Instruction » Return each entry exactly, omitting nothing.

Data items »
^^^^

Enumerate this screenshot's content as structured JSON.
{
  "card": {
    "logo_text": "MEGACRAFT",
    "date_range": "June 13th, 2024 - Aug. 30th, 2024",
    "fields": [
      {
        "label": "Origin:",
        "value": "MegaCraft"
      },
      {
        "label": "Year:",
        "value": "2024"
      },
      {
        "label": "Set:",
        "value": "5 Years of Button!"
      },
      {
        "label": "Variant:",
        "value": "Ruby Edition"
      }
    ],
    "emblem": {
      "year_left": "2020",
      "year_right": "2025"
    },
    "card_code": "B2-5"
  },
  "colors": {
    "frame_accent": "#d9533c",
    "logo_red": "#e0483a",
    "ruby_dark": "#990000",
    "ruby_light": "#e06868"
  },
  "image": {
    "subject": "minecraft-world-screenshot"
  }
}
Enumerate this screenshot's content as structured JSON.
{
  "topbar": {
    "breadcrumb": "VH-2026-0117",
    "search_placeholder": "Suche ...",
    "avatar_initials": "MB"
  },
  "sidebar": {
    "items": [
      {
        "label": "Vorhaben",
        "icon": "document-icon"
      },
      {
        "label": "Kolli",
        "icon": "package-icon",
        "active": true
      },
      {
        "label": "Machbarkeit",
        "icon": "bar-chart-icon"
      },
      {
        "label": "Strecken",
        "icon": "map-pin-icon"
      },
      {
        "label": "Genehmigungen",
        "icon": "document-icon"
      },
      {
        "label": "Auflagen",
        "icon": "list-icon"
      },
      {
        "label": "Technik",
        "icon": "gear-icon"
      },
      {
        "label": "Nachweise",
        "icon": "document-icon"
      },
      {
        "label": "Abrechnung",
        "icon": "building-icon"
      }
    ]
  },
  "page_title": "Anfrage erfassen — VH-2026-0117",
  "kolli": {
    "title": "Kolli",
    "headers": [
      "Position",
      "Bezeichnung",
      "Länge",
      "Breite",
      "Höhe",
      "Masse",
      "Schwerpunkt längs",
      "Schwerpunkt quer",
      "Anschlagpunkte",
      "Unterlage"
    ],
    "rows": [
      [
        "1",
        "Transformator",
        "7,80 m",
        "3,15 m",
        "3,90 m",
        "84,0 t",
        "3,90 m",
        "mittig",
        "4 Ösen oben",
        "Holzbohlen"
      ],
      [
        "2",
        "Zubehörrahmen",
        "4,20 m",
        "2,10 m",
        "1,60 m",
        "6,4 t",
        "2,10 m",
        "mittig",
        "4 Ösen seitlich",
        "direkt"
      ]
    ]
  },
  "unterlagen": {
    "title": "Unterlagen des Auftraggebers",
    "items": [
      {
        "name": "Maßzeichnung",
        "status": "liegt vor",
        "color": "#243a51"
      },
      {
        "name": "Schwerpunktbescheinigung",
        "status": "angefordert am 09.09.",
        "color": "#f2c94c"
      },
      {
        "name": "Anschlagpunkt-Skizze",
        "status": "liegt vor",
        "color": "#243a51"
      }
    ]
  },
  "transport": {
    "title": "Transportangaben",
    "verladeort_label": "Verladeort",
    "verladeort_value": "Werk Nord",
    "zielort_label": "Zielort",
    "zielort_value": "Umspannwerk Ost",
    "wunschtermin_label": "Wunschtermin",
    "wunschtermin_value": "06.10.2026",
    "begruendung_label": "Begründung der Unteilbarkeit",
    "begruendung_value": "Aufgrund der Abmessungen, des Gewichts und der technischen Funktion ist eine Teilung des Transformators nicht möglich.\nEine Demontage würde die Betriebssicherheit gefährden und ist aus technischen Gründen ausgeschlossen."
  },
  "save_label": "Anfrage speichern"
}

^^^^

Answer to the exercise »
Enumerate this screenshot's content as structured JSON.
{
  "card": {
    "logo_text": "MEGACRAFT",
    "date_range": "June 13th, 2024 - Aug. 30th, 2024",
    "fields": [
      {
        "label": "Origin:",
        "value": "MegaCraft"
      },
      {
        "label": "Year:",
        "value": "2024"
      },
      {
        "label": "Set:",
        "value": "5 Years of Button!"
      },
      {
        "label": "Variant:",
        "value": "Ruby Edition"
      }
    ],
    "emblem": {
      "year_left": "2020",
      "year_right": "2025"
    },
    "card_code": "B2-5"
  },
  "colors": {
    "frame_accent": "#d9533c",
    "logo_red": "#e0483a",
    "ruby_dark": "#990000",
    "ruby_light": "#e06868"
  },
  "image": {
    "subject": "minecraft-world-screenshot"
  }
}
Enumerate this screenshot's content as structured JSON.
{
  "topbar": {
    "breadcrumb": "VH-2026-0117",
    "search_placeholder": "Suche ...",
    "avatar_initials": "MB"
  },
  "sidebar": {
    "items": [
      {
        "label": "Vorhaben",
        "icon": "document-icon"
      },
      {
        "label": "Kolli",
        "icon": "package-icon",
        "active": true
      },
      {
        "label": "Machbarkeit",
        "icon": "bar-chart-icon"
      },
      {
        "label": "Strecken",
        "icon": "map-pin-icon"
      },
      {
        "label": "Genehmigungen",
        "icon": "document-icon"
      },
      {
        "label": "Auflagen",
        "icon": "list-icon"
      },
      {
        "label": "Technik",
        "icon": "gear-icon"
      },
      {
        "label": "Nachweise",
        "icon": "document-icon"
      },
      {
        "label": "Abrechnung",
        "icon": "building-icon"
      }
    ]
  },
  "page_title": "Anfrage erfassen — VH-2026-0117",
  "kolli": {
    "title": "Kolli",
    "headers": [
      "Position",
      "Bezeichnung",
      "Länge",
      "Breite",
      "Höhe",
      "Masse",
      "Schwerpunkt längs",
      "Schwerpunkt quer",
      "Anschlagpunkte",
      "Unterlage"
    ],
    "rows": [
      [
        "1",
        "Transformator",
        "7,80 m",
        "3,15 m",
        "3,90 m",
        "84,0 t",
        "3,90 m",
        "mittig",
        "4 Ösen oben",
        "Holzbohlen"
      ],
      [
        "2",
        "Zubehörrahmen",
        "4,20 m",
        "2,10 m",
        "1,60 m",
        "6,4 t",
        "2,10 m",
        "mittig",
        "4 Ösen seitlich",
        "direkt"
      ]
    ]
  },
  "unterlagen": {
    "title": "Unterlagen des Auftraggebers",
    "items": [
      {
        "name": "Maßzeichnung",
        "status": "liegt vor",
        "color": "#243a51"
      },
      {
        "name": "Schwerpunktbescheinigung",
        "status": "angefordert am 09.09.",
        "color": "#f2c94c"
      },
      {
        "name": "Anschlagpunkt-Skizze",
        "status": "liegt vor",
        "color": "#243a51"
      }
    ]
  },
  "transport": {
    "title": "Transportangaben",
    "verladeort_label": "Verladeort",
    "verladeort_value": "Werk Nord",
    "zielort_label": "Zielort",
    "zielort_value": "Umspannwerk Ost",
    "wunschtermin_label": "Wunschtermin",
    "wunschtermin_value": "06.10.2026",
    "begruendung_label": "Begründung der Unteilbarkeit",
    "begruendung_value": "Aufgrund der Abmessungen, des Gewichts und der technischen Funktion ist eine Teilung des Transformators nicht möglich.\nEine Demontage würde die Betriebssicherheit gefährden und ist aus technischen Gründen ausgeschlossen."
  },
  "save_label": "Anfrage speichern"
}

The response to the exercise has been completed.